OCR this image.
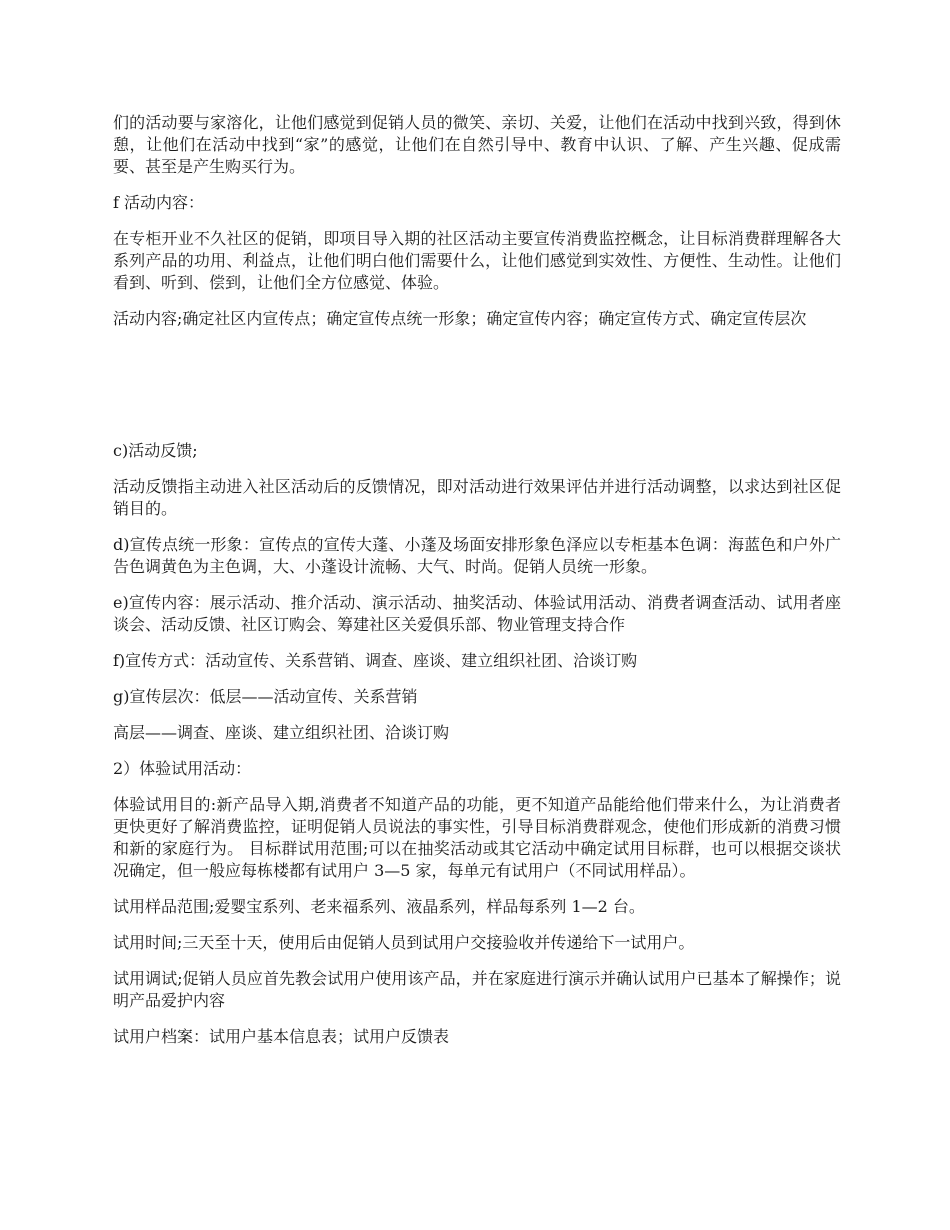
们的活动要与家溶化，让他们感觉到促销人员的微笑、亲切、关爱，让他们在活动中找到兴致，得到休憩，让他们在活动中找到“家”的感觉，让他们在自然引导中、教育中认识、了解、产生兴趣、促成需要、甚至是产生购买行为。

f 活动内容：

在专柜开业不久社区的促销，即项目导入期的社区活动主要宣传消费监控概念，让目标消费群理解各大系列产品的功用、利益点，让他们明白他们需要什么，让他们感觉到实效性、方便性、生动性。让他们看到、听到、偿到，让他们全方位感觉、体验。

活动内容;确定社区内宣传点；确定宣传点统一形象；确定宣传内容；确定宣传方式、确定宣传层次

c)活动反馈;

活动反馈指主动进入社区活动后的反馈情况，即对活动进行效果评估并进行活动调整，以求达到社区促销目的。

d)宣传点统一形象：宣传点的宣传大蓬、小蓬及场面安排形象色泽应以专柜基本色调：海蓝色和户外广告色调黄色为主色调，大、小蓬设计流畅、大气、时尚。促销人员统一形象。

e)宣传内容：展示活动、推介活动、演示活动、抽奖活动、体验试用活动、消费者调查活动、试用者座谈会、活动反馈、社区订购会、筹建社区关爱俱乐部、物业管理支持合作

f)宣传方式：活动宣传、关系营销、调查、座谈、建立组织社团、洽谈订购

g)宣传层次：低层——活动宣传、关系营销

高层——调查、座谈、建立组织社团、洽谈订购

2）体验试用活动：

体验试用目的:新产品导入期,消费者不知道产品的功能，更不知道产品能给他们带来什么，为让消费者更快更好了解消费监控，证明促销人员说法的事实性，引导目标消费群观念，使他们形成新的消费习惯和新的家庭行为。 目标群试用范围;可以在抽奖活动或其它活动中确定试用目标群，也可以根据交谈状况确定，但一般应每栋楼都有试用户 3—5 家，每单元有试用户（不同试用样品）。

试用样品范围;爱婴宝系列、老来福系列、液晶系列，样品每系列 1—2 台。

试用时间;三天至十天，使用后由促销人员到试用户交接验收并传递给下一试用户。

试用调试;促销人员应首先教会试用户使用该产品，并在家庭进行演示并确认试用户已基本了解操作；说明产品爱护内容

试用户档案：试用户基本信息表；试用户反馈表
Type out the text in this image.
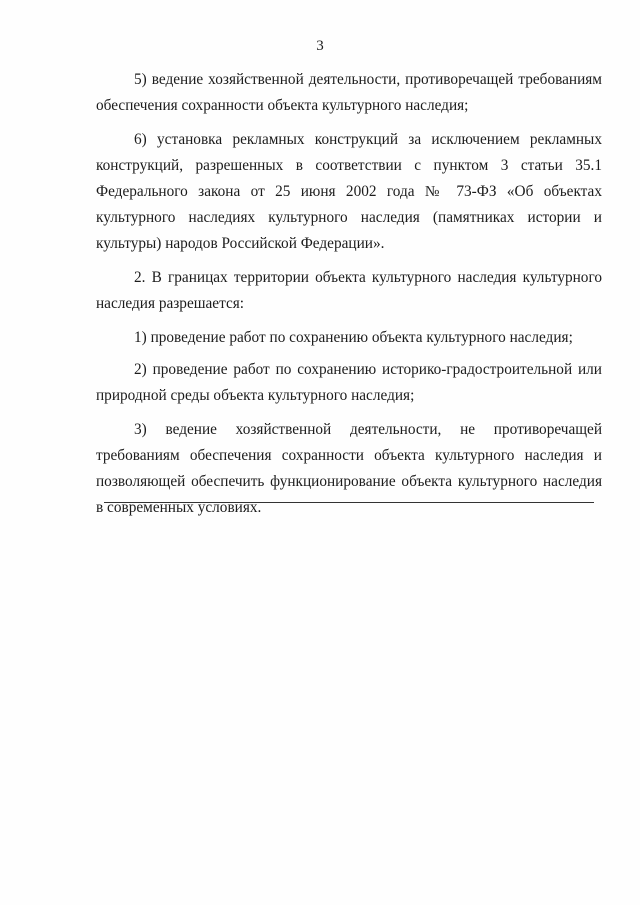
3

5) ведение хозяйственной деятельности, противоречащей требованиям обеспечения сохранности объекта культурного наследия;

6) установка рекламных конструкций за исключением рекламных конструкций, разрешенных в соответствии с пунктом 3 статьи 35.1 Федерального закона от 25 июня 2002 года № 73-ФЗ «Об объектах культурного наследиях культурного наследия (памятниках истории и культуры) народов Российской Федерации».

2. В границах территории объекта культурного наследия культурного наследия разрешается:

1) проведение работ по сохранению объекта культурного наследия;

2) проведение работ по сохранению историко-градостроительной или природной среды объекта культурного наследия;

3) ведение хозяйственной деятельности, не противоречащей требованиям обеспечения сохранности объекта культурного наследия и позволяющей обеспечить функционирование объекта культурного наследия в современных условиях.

- - -

[Exercise brief]
List every line from the entries above in which "活动内容" appears.

[Written answer]
f 活动内容：
活动内容;确定社区内宣传点；确定宣传点统一形象；确定宣传内容；确定宣传方式、确定宣传层次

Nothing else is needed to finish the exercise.